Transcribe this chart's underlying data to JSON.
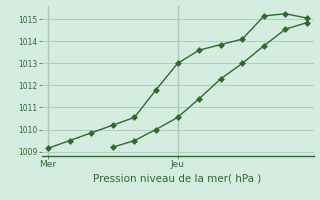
{
  "xlabel": "Pression niveau de la mer( hPa )",
  "background_color": "#d4ede0",
  "plot_bg_color": "#d4ede0",
  "grid_color": "#b0ccbc",
  "line_color": "#2d6b2d",
  "spine_color": "#2d6b2d",
  "tick_color": "#2d6b2d",
  "ylim": [
    1008.8,
    1015.6
  ],
  "yticks": [
    1009,
    1010,
    1011,
    1012,
    1013,
    1014,
    1015
  ],
  "ytick_fontsize": 5.5,
  "xtick_fontsize": 6.5,
  "xlabel_fontsize": 7.5,
  "line1_x": [
    0.0,
    0.167,
    0.333,
    0.5,
    0.667,
    0.833,
    1.0,
    1.167,
    1.333,
    1.5,
    1.667,
    1.833,
    2.0
  ],
  "line1_y": [
    1009.15,
    1009.5,
    1009.85,
    1010.2,
    1010.55,
    1011.8,
    1013.0,
    1013.6,
    1013.85,
    1014.1,
    1015.15,
    1015.25,
    1015.05
  ],
  "line2_x": [
    0.5,
    0.667,
    0.833,
    1.0,
    1.167,
    1.333,
    1.5,
    1.667,
    1.833,
    2.0
  ],
  "line2_y": [
    1009.2,
    1009.5,
    1010.0,
    1010.55,
    1011.4,
    1012.3,
    1013.0,
    1013.8,
    1014.55,
    1014.85
  ],
  "vline_positions": [
    0.0,
    1.0
  ],
  "x_tick_positions": [
    0.0,
    1.0
  ],
  "x_tick_labels": [
    "Mer",
    "Jeu"
  ],
  "xlim": [
    -0.05,
    2.05
  ],
  "marker": "D",
  "marker_size": 3.0,
  "line_width": 1.0
}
=======
▸ **TASK**:
Output an exact copy of the material, with the pictures removed.

▸ **TASK SOLUTION**:
Transcribe this chart's underlying data to JSON.
{
  "xlabel": "Pression niveau de la mer( hPa )",
  "background_color": "#d4ede0",
  "plot_bg_color": "#d4ede0",
  "grid_color": "#b0ccbc",
  "line_color": "#2d6b2d",
  "spine_color": "#2d6b2d",
  "tick_color": "#2d6b2d",
  "ylim": [
    1008.8,
    1015.6
  ],
  "yticks": [
    1009,
    1010,
    1011,
    1012,
    1013,
    1014,
    1015
  ],
  "ytick_fontsize": 5.5,
  "xtick_fontsize": 6.5,
  "xlabel_fontsize": 7.5,
  "line1_x": [
    0.0,
    0.167,
    0.333,
    0.5,
    0.667,
    0.833,
    1.0,
    1.167,
    1.333,
    1.5,
    1.667,
    1.833,
    2.0
  ],
  "line1_y": [
    1009.15,
    1009.5,
    1009.85,
    1010.2,
    1010.55,
    1011.8,
    1013.0,
    1013.6,
    1013.85,
    1014.1,
    1015.15,
    1015.25,
    1015.05
  ],
  "line2_x": [
    0.5,
    0.667,
    0.833,
    1.0,
    1.167,
    1.333,
    1.5,
    1.667,
    1.833,
    2.0
  ],
  "line2_y": [
    1009.2,
    1009.5,
    1010.0,
    1010.55,
    1011.4,
    1012.3,
    1013.0,
    1013.8,
    1014.55,
    1014.85
  ],
  "vline_positions": [
    0.0,
    1.0
  ],
  "x_tick_positions": [
    0.0,
    1.0
  ],
  "x_tick_labels": [
    "Mer",
    "Jeu"
  ],
  "xlim": [
    -0.05,
    2.05
  ],
  "marker": "D",
  "marker_size": 3.0,
  "line_width": 1.0
}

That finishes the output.